--- start of MATERIAL ---
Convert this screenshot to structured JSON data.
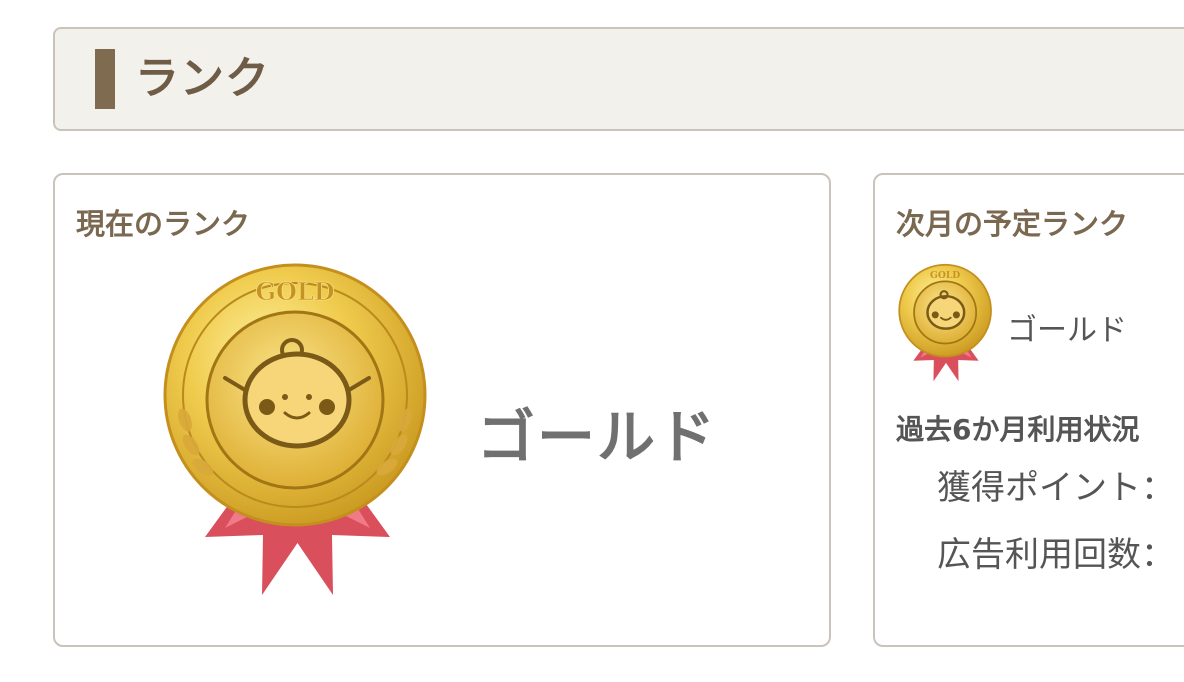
{
  "header": {
    "title": "ランク"
  },
  "current": {
    "title": "現在のランク",
    "medal_text": "GOLD",
    "rank_name": "ゴールド",
    "medal_icon": "gold-medal-icon"
  },
  "next": {
    "title": "次月の予定ランク",
    "medal_text": "GOLD",
    "rank_name": "ゴールド",
    "medal_icon": "gold-medal-icon",
    "usage_title": "過去6か月利用状況",
    "usage": [
      {
        "label": "獲得ポイント："
      },
      {
        "label": "広告利用回数："
      }
    ]
  },
  "colors": {
    "header_bg": "#f3f1ec",
    "header_accent": "#7f6b4f",
    "title_brown": "#6e5c46",
    "ribbon": "#d9525e",
    "gold": "#e2b93b"
  }
}
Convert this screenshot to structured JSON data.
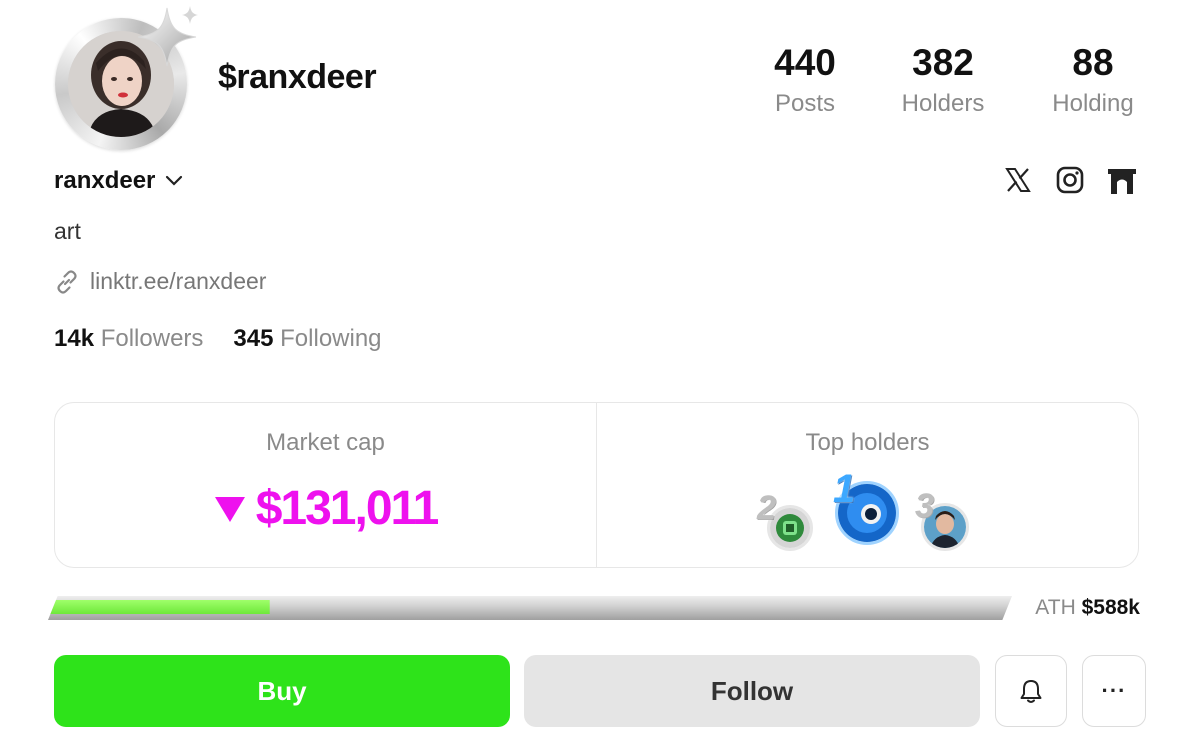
{
  "profile": {
    "token_name": "$ranxdeer",
    "handle": "ranxdeer",
    "bio": "art",
    "link": "linktr.ee/ranxdeer",
    "followers_count": "14k",
    "followers_label": "Followers",
    "following_count": "345",
    "following_label": "Following"
  },
  "stats": [
    {
      "value": "440",
      "label": "Posts"
    },
    {
      "value": "382",
      "label": "Holders"
    },
    {
      "value": "88",
      "label": "Holding"
    }
  ],
  "socials": [
    "x-icon",
    "instagram-icon",
    "gate-icon"
  ],
  "market": {
    "label": "Market cap",
    "value": "$131,011",
    "trend": "down",
    "trend_color": "#ee11ee"
  },
  "top_holders": {
    "label": "Top holders",
    "ranks": [
      "1",
      "2",
      "3"
    ]
  },
  "progress": {
    "fraction": 0.23,
    "ath_label": "ATH",
    "ath_value": "$588k"
  },
  "actions": {
    "buy_label": "Buy",
    "follow_label": "Follow",
    "more_label": "···"
  },
  "colors": {
    "buy": "#2ee31a",
    "progress_fill": "#7cf04a",
    "market_cap": "#ee11ee"
  }
}
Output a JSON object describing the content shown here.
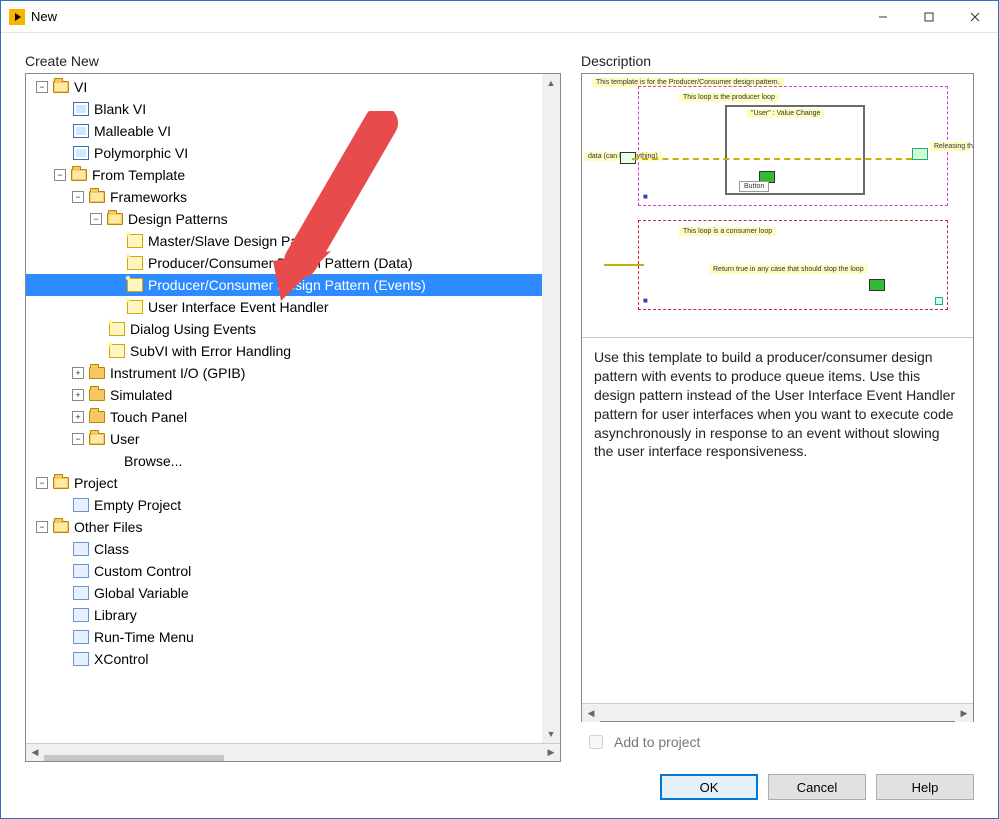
{
  "window": {
    "title": "New"
  },
  "panes": {
    "create_new": "Create New",
    "description": "Description"
  },
  "tree": {
    "vi": "VI",
    "blank_vi": "Blank VI",
    "malleable_vi": "Malleable VI",
    "polymorphic_vi": "Polymorphic VI",
    "from_template": "From Template",
    "frameworks": "Frameworks",
    "design_patterns": "Design Patterns",
    "master_slave": "Master/Slave Design Pattern",
    "pc_data": "Producer/Consumer Design Pattern (Data)",
    "pc_events": "Producer/Consumer Design Pattern (Events)",
    "ui_event_handler": "User Interface Event Handler",
    "dialog_events": "Dialog Using Events",
    "subvi_error": "SubVI with Error Handling",
    "instrument_io": "Instrument I/O (GPIB)",
    "simulated": "Simulated",
    "touch_panel": "Touch Panel",
    "user": "User",
    "browse": "Browse...",
    "project": "Project",
    "empty_project": "Empty Project",
    "other_files": "Other Files",
    "class": "Class",
    "custom_control": "Custom Control",
    "global_variable": "Global Variable",
    "library": "Library",
    "runtime_menu": "Run-Time Menu",
    "xcontrol": "XControl"
  },
  "description_text": "Use this template to build a producer/consumer design pattern with events to produce queue items. Use this design pattern instead of the User Interface Event Handler pattern for user interfaces when you want to execute code asynchronously in response to an event without slowing the user interface responsiveness.",
  "add_to_project": "Add to project",
  "buttons": {
    "ok": "OK",
    "cancel": "Cancel",
    "help": "Help"
  }
}
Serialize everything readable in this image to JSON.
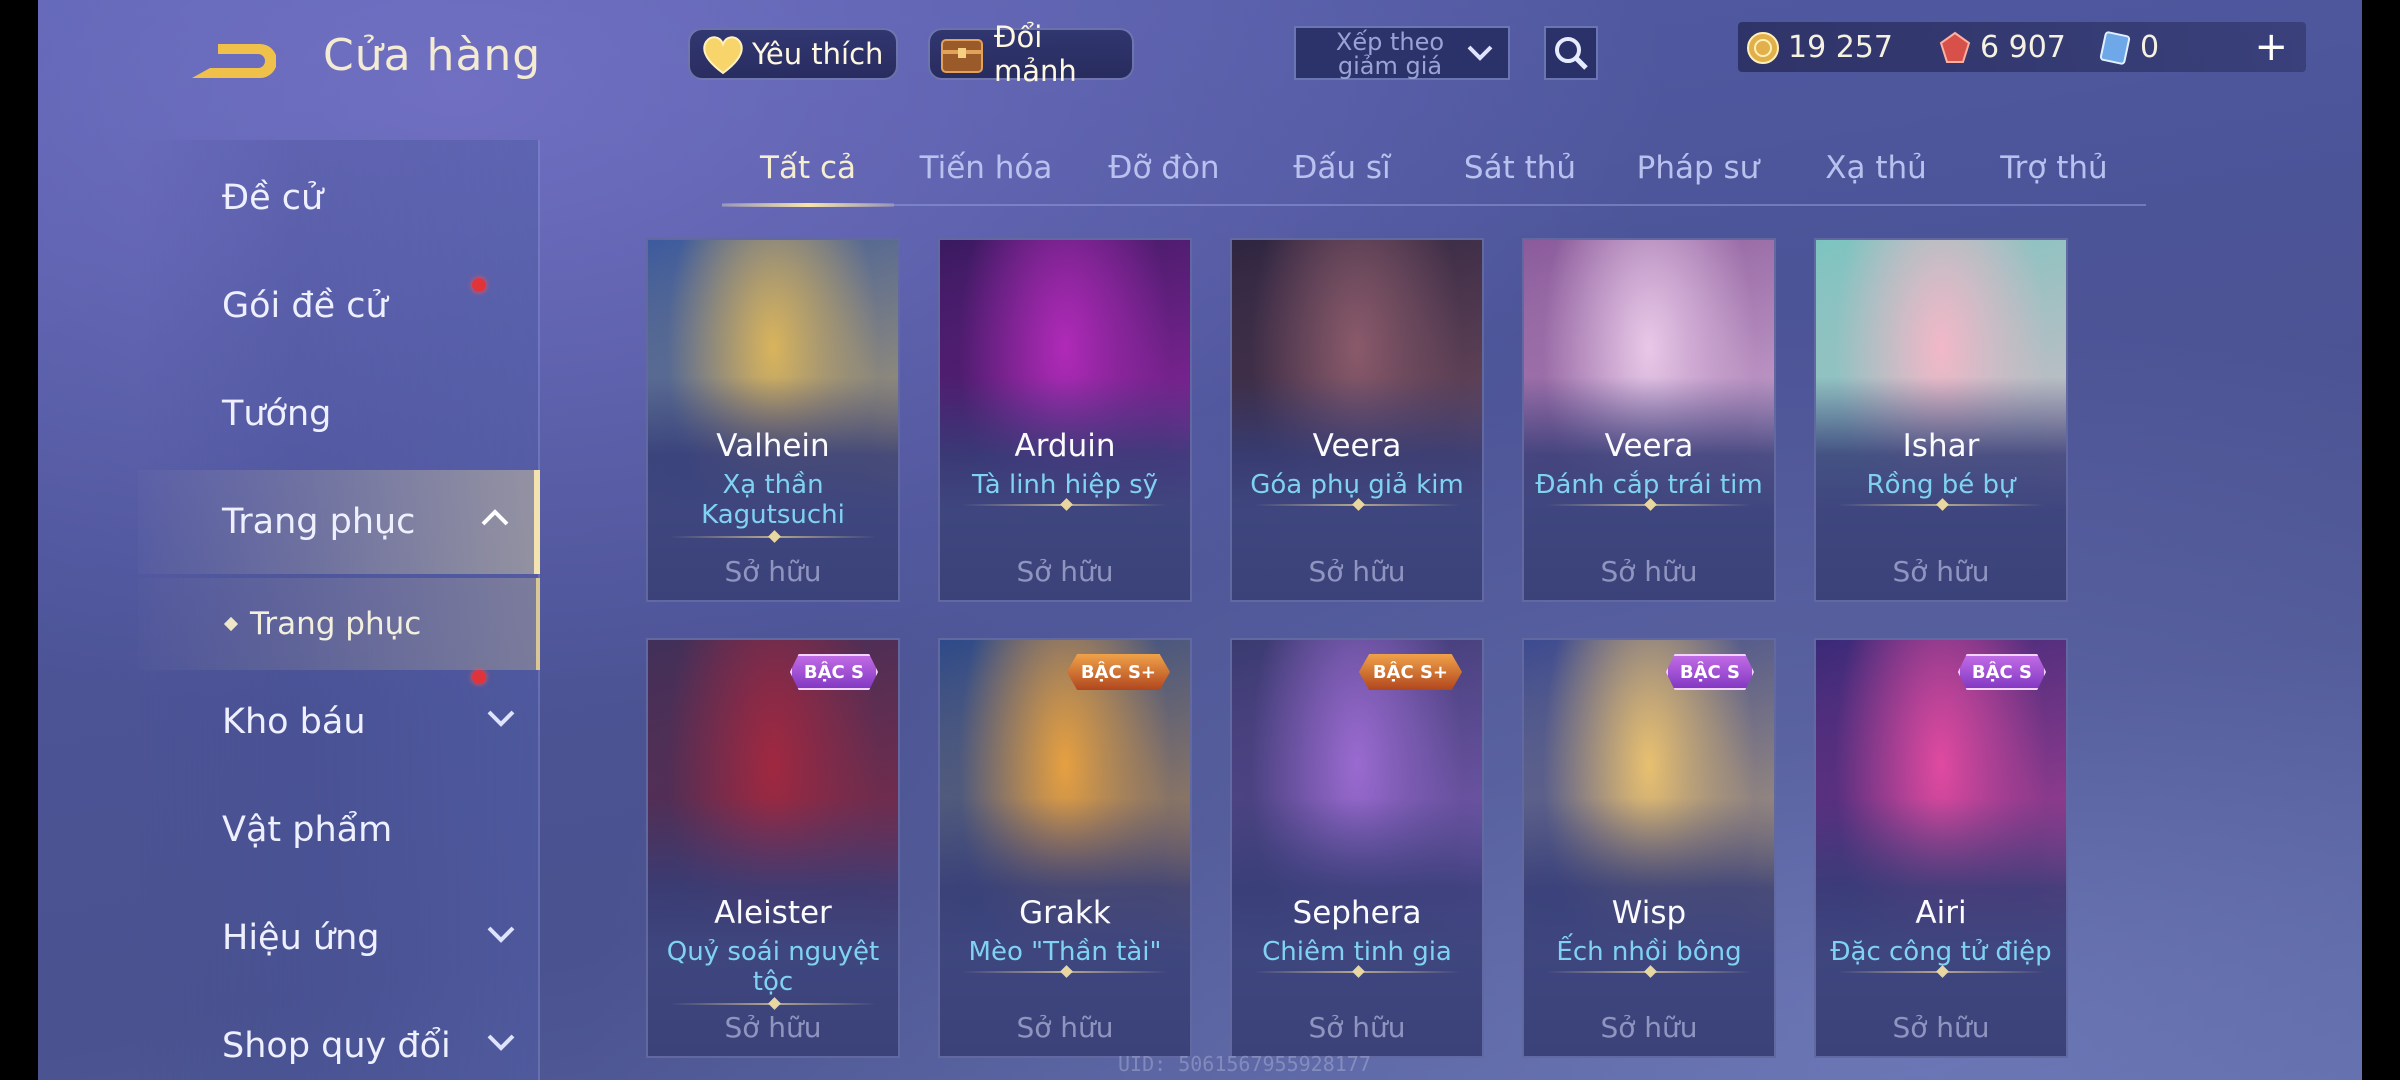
{
  "header": {
    "title": "Cửa hàng",
    "favorites_label": "Yêu thích",
    "fragments_label": "Đổi mảnh",
    "sort_label": "Xếp theo giảm giá",
    "currencies": [
      {
        "icon": "gold-coin-icon",
        "value": "19 257"
      },
      {
        "icon": "red-gem-icon",
        "value": "6 907"
      },
      {
        "icon": "voucher-icon",
        "value": "0"
      }
    ],
    "plus_label": "+"
  },
  "sidebar": {
    "items": [
      {
        "label": "Đề cử"
      },
      {
        "label": "Gói đề cử"
      },
      {
        "label": "Tướng"
      },
      {
        "label": "Trang phục"
      },
      {
        "label": "Kho báu"
      },
      {
        "label": "Vật phẩm"
      },
      {
        "label": "Hiệu ứng"
      },
      {
        "label": "Shop quy đổi"
      }
    ],
    "sub_item": "Trang phục"
  },
  "tabs": [
    "Tất cả",
    "Tiến hóa",
    "Đỡ đòn",
    "Đấu sĩ",
    "Sát thủ",
    "Pháp sư",
    "Xạ thủ",
    "Trợ thủ"
  ],
  "active_tab": "Tất cả",
  "cards": [
    {
      "hero": "Valhein",
      "skin": "Xạ thần Kagutsuchi",
      "status": "Sở hữu",
      "badge": "",
      "colors": [
        "#d9b45c",
        "#3c5a9e"
      ]
    },
    {
      "hero": "Arduin",
      "skin": "Tà linh hiệp sỹ",
      "status": "Sở hữu",
      "badge": "",
      "colors": [
        "#b02ab8",
        "#3a1a60"
      ]
    },
    {
      "hero": "Veera",
      "skin": "Góa phụ giả kim",
      "status": "Sở hữu",
      "badge": "",
      "colors": [
        "#8a5a6a",
        "#2e2540"
      ]
    },
    {
      "hero": "Veera",
      "skin": "Đánh cắp trái tim",
      "status": "Sở hữu",
      "badge": "",
      "colors": [
        "#e8c8e8",
        "#8a5a9a"
      ]
    },
    {
      "hero": "Ishar",
      "skin": "Rồng bé bự",
      "status": "Sở hữu",
      "badge": "",
      "colors": [
        "#f2b8c8",
        "#7cc4c0"
      ]
    },
    {
      "hero": "Aleister",
      "skin": "Quỷ soái nguyệt tộc",
      "status": "Sở hữu",
      "badge": "BẬC S",
      "colors": [
        "#a02840",
        "#40305a"
      ]
    },
    {
      "hero": "Grakk",
      "skin": "Mèo \"Thần tài\"",
      "status": "Sở hữu",
      "badge": "BẬC S+",
      "colors": [
        "#e6a040",
        "#2e4a8a"
      ]
    },
    {
      "hero": "Sephera",
      "skin": "Chiêm tinh gia",
      "status": "Sở hữu",
      "badge": "BẬC S+",
      "colors": [
        "#9a6ad0",
        "#3a3a70"
      ]
    },
    {
      "hero": "Wisp",
      "skin": "Ếch nhồi bông",
      "status": "Sở hữu",
      "badge": "BẬC S",
      "colors": [
        "#e8c070",
        "#3c4a90"
      ]
    },
    {
      "hero": "Airi",
      "skin": "Đặc công tử điệp",
      "status": "Sở hữu",
      "badge": "BẬC S",
      "colors": [
        "#e04aa0",
        "#3a2a78"
      ]
    }
  ],
  "uid": "UID: 5061567955928177"
}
--- end of MATERIAL ---
Write every record out again exactly; no pictures belong in the copy.

▶ **THE COMPLETED TASK**:
Convert this screenshot to structured JSON data.
{
  "header": {
    "title": "ランク"
  },
  "current": {
    "title": "現在のランク",
    "medal_text": "GOLD",
    "rank_name": "ゴールド",
    "medal_icon": "gold-medal-icon"
  },
  "next": {
    "title": "次月の予定ランク",
    "medal_text": "GOLD",
    "rank_name": "ゴールド",
    "medal_icon": "gold-medal-icon",
    "usage_title": "過去6か月利用状況",
    "usage": [
      {
        "label": "獲得ポイント："
      },
      {
        "label": "広告利用回数："
      }
    ]
  },
  "colors": {
    "header_bg": "#f3f1ec",
    "header_accent": "#7f6b4f",
    "title_brown": "#6e5c46",
    "ribbon": "#d9525e",
    "gold": "#e2b93b"
  }
}
Convert this screenshot to structured JSON data.
{
  "profile": {
    "token_name": "$ranxdeer",
    "handle": "ranxdeer",
    "bio": "art",
    "link": "linktr.ee/ranxdeer",
    "followers_count": "14k",
    "followers_label": "Followers",
    "following_count": "345",
    "following_label": "Following"
  },
  "stats": [
    {
      "value": "440",
      "label": "Posts"
    },
    {
      "value": "382",
      "label": "Holders"
    },
    {
      "value": "88",
      "label": "Holding"
    }
  ],
  "socials": [
    "x-icon",
    "instagram-icon",
    "gate-icon"
  ],
  "market": {
    "label": "Market cap",
    "value": "$131,011",
    "trend": "down",
    "trend_color": "#ee11ee"
  },
  "top_holders": {
    "label": "Top holders",
    "ranks": [
      "1",
      "2",
      "3"
    ]
  },
  "progress": {
    "fraction": 0.23,
    "ath_label": "ATH",
    "ath_value": "$588k"
  },
  "actions": {
    "buy_label": "Buy",
    "follow_label": "Follow",
    "more_label": "···"
  },
  "colors": {
    "buy": "#2ee31a",
    "progress_fill": "#7cf04a",
    "market_cap": "#ee11ee"
  }
}
Output a JSON object describing the content shown here.
{
  "window": {
    "title": "New"
  },
  "panes": {
    "create_new": "Create New",
    "description": "Description"
  },
  "tree": {
    "vi": "VI",
    "blank_vi": "Blank VI",
    "malleable_vi": "Malleable VI",
    "polymorphic_vi": "Polymorphic VI",
    "from_template": "From Template",
    "frameworks": "Frameworks",
    "design_patterns": "Design Patterns",
    "master_slave": "Master/Slave Design Pattern",
    "pc_data": "Producer/Consumer Design Pattern (Data)",
    "pc_events": "Producer/Consumer Design Pattern (Events)",
    "ui_event_handler": "User Interface Event Handler",
    "dialog_events": "Dialog Using Events",
    "subvi_error": "SubVI with Error Handling",
    "instrument_io": "Instrument I/O (GPIB)",
    "simulated": "Simulated",
    "touch_panel": "Touch Panel",
    "user": "User",
    "browse": "Browse...",
    "project": "Project",
    "empty_project": "Empty Project",
    "other_files": "Other Files",
    "class": "Class",
    "custom_control": "Custom Control",
    "global_variable": "Global Variable",
    "library": "Library",
    "runtime_menu": "Run-Time Menu",
    "xcontrol": "XControl"
  },
  "description_text": "Use this template to build a producer/consumer design pattern with events to produce queue items. Use this design pattern instead of the User Interface Event Handler pattern for user interfaces when you want to execute code asynchronously in response to an event without slowing the user interface responsiveness.",
  "add_to_project": "Add to project",
  "buttons": {
    "ok": "OK",
    "cancel": "Cancel",
    "help": "Help"
  }
}
Serialize everything readable in this image to JSON.
{
  "header": {
    "title": "Cửa hàng",
    "favorites_label": "Yêu thích",
    "fragments_label": "Đổi mảnh",
    "sort_label": "Xếp theo giảm giá",
    "currencies": [
      {
        "icon": "gold-coin-icon",
        "value": "19 257"
      },
      {
        "icon": "red-gem-icon",
        "value": "6 907"
      },
      {
        "icon": "voucher-icon",
        "value": "0"
      }
    ],
    "plus_label": "+"
  },
  "sidebar": {
    "items": [
      {
        "label": "Đề cử"
      },
      {
        "label": "Gói đề cử"
      },
      {
        "label": "Tướng"
      },
      {
        "label": "Trang phục"
      },
      {
        "label": "Kho báu"
      },
      {
        "label": "Vật phẩm"
      },
      {
        "label": "Hiệu ứng"
      },
      {
        "label": "Shop quy đổi"
      }
    ],
    "sub_item": "Trang phục"
  },
  "tabs": [
    "Tất cả",
    "Tiến hóa",
    "Đỡ đòn",
    "Đấu sĩ",
    "Sát thủ",
    "Pháp sư",
    "Xạ thủ",
    "Trợ thủ"
  ],
  "active_tab": "Tất cả",
  "cards": [
    {
      "hero": "Valhein",
      "skin": "Xạ thần Kagutsuchi",
      "status": "Sở hữu",
      "badge": "",
      "colors": [
        "#d9b45c",
        "#3c5a9e"
      ]
    },
    {
      "hero": "Arduin",
      "skin": "Tà linh hiệp sỹ",
      "status": "Sở hữu",
      "badge": "",
      "colors": [
        "#b02ab8",
        "#3a1a60"
      ]
    },
    {
      "hero": "Veera",
      "skin": "Góa phụ giả kim",
      "status": "Sở hữu",
      "badge": "",
      "colors": [
        "#8a5a6a",
        "#2e2540"
      ]
    },
    {
      "hero": "Veera",
      "skin": "Đánh cắp trái tim",
      "status": "Sở hữu",
      "badge": "",
      "colors": [
        "#e8c8e8",
        "#8a5a9a"
      ]
    },
    {
      "hero": "Ishar",
      "skin": "Rồng bé bự",
      "status": "Sở hữu",
      "badge": "",
      "colors": [
        "#f2b8c8",
        "#7cc4c0"
      ]
    },
    {
      "hero": "Aleister",
      "skin": "Quỷ soái nguyệt tộc",
      "status": "Sở hữu",
      "badge": "BẬC S",
      "colors": [
        "#a02840",
        "#40305a"
      ]
    },
    {
      "hero": "Grakk",
      "skin": "Mèo \"Thần tài\"",
      "status": "Sở hữu",
      "badge": "BẬC S+",
      "colors": [
        "#e6a040",
        "#2e4a8a"
      ]
    },
    {
      "hero": "Sephera",
      "skin": "Chiêm tinh gia",
      "status": "Sở hữu",
      "badge": "BẬC S+",
      "colors": [
        "#9a6ad0",
        "#3a3a70"
      ]
    },
    {
      "hero": "Wisp",
      "skin": "Ếch nhồi bông",
      "status": "Sở hữu",
      "badge": "BẬC S",
      "colors": [
        "#e8c070",
        "#3c4a90"
      ]
    },
    {
      "hero": "Airi",
      "skin": "Đặc công tử điệp",
      "status": "Sở hữu",
      "badge": "BẬC S",
      "colors": [
        "#e04aa0",
        "#3a2a78"
      ]
    }
  ],
  "uid": "UID: 5061567955928177"
}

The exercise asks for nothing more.